*Activity list*
1/ From the Goondas account, output the passage from "The Aftermath of" up to and including "mob rule prevails.".
2/ According to the Goondas account, how much extra money did the contractor demand before threatening to walk off?
3/ Decide whether each statement agrees with the Goondas account, answering yes or no and quoting the words that decide it: (a) The narrator is 68 years old. (b) The narrator never paid the goondas what they demanded. (c) The narrator has been living in the city for twenty years.

The Aftermath of Goondas at the Gates

Before the night after Saraswati Puja, the night of the "Barbarians at the Gates" more aptly here, the "Goonda's at the Gates" life was already challenging — just the work of raising 12 children with different needs, schooling, nurturing, guiding, and having fun with them.  Now it is clear we must move, but where, how, when?  How do we maneuver through what I see increasingly as a lawless community, lawless city, where only mob rule prevails. 

The night of the riots, there were groups of men out on the road getting reports of what was going on at Shishur Sevay.  They were apparently prepared to intervene if (after) anything happened to us.   Translated, these local leaders, political and community leaders, vicariously joined in the mob led threats of violence against us.   This is what I hear, "Everyone knows what is going on, but no one will do anything."  This has been much of my experience much of my last ten years here.  I sometimes describe this city, it's leadership, as a patient who has nerve sensation but no motor response.  They can say "ouch" but cannot move to remove the inflicting thorn.  Does it make me feel safer that all these men watch the criminals wage riot against a 68 year old woman and her twelve girl children?  It sickens me.  Yes, finally I drop all pretense and say that what I see around me sickens me.  Maybe it was easier to believe that no one outside our lane knew what was going on and that's why there was no help.

I'm up in the night because I probably will lose this house.  I've put a lot of money and heart into making this a Home and a School.  But here, once a house is empty, even for an hour, it can be seized, and one can spend twenty years in court trying to get possession.  The courts are slow and the police…. well they are the same ones who told me it was illegal for me to take a picture of the Goonda who was yelling at me outside my gate.  I used to think, "Well, we have the house, so at least we always have a place to live."

The trouble started before the girls even came here.  Of course, we bought the house not knowing that the lady who sold it did so because of these criminals.  I can't fault her.  I'll try to do the same, but I think they will prevent my selling it.  After buying this old house, I had hired one of the goondas as contractor, highly recommended by a neighbor.  At a certain point he threatened to walk off if I did not give him an extra $2000.  I resisted, which led to the first riots.  We had a Board Meeting.  We also had our government inspector who was working with us to open this home.  One day we had a meeting and the Board President and government inspector met with the Goondas.  They were told that if I didn't pay, they would not make it safe for children to come here.  I was told I had no choice if I wanted the children.  I could have tried to move then, but we were already approved and it would have meant another year of delay, so I paid.  And I've paid protection money along the way, but of course the demands always escalate.

[Document understanding data]

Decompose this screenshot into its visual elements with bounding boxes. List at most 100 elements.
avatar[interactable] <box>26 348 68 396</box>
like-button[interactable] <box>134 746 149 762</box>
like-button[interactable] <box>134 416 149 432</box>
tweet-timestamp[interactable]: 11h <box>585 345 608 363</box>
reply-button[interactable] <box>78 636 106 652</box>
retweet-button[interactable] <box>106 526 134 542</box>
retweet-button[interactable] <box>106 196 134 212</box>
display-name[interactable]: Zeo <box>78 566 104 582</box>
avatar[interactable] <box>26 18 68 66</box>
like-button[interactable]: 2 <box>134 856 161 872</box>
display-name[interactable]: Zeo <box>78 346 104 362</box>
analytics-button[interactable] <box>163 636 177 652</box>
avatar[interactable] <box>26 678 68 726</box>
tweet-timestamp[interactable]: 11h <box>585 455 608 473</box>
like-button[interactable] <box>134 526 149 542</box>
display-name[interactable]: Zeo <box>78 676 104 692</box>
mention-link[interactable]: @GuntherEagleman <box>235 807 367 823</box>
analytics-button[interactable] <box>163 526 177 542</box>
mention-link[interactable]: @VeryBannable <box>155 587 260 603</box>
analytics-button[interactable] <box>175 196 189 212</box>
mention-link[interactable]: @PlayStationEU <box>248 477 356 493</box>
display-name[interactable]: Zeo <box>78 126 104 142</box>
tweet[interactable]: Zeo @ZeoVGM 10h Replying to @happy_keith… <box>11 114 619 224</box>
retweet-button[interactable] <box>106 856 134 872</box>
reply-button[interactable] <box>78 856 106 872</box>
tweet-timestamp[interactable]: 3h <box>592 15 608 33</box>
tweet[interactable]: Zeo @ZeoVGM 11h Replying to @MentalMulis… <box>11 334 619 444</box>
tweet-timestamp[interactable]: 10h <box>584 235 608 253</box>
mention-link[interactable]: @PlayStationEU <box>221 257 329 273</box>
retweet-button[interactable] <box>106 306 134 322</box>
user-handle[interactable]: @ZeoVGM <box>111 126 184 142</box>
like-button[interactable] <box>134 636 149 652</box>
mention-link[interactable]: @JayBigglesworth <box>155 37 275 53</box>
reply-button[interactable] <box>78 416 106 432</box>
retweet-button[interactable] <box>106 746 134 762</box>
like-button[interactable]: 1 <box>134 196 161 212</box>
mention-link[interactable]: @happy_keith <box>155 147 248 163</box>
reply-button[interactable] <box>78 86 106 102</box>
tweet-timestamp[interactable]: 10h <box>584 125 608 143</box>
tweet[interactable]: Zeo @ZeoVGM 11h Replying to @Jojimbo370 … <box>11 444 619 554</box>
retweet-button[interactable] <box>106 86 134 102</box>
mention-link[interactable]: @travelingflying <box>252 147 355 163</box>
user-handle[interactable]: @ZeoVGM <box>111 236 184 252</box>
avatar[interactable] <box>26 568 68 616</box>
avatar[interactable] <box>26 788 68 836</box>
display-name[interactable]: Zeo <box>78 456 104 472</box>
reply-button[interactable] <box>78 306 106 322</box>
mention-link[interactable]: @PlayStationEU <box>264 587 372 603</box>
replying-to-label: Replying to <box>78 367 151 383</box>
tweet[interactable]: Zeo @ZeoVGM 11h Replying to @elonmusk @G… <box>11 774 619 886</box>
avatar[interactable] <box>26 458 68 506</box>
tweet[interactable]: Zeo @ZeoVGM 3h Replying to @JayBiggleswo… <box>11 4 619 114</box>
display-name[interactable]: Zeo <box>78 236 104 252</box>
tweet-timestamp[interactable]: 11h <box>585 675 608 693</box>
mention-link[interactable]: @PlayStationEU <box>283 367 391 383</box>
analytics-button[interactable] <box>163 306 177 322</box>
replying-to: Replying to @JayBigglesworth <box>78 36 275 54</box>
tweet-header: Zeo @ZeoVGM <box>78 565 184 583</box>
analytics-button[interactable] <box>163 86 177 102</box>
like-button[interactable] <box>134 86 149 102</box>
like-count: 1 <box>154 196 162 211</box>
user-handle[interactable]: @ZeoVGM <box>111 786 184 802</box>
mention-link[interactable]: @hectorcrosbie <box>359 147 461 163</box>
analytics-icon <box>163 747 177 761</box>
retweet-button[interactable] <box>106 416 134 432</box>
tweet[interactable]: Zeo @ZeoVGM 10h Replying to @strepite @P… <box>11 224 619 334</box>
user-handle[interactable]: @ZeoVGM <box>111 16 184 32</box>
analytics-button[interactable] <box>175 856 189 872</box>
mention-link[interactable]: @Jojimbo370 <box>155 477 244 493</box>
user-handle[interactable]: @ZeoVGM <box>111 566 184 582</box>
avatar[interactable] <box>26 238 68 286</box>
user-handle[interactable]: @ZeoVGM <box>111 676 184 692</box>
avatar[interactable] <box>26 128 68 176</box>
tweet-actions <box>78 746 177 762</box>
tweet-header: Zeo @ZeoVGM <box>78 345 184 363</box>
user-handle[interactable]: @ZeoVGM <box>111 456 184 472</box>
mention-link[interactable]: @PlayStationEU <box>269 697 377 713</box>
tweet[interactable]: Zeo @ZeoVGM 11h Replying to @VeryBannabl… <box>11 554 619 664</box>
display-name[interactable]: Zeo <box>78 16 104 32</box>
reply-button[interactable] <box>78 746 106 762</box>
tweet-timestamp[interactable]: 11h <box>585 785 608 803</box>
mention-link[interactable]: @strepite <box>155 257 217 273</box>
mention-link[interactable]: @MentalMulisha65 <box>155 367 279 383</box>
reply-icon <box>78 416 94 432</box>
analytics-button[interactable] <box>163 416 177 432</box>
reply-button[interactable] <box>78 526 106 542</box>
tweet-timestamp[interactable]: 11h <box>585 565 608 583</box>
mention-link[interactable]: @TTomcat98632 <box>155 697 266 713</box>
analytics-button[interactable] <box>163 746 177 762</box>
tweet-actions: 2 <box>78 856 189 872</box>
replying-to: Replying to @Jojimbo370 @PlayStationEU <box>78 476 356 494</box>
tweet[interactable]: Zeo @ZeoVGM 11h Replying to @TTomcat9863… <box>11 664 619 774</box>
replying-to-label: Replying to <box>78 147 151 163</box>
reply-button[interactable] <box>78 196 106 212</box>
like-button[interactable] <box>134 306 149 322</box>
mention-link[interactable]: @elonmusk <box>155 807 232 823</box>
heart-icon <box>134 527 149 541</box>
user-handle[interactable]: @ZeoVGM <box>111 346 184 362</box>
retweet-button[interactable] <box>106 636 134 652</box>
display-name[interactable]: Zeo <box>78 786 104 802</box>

*Numbered answers*
1/
The Aftermath of Goondas at the Gates

Before the night after Saraswati Puja, the night of the "Barbarians at the Gates" more aptly here, the "Goonda's at the Gates" life was already challenging — just the work of raising 12 children with different needs, schooling, nurturing, guiding, and having fun with them.  Now it is clear we must move, but where, how, when?  How do we maneuver through what I see increasingly as a lawless community, lawless city, where only mob rule prevails.

2/ $2000

3/
(a) Yes: "a 68 year old woman and her twelve girl children"
(b) No: "so I paid. And I've paid protection money along the way"
(c) No: "This has been much of my experience much of my last ten years here."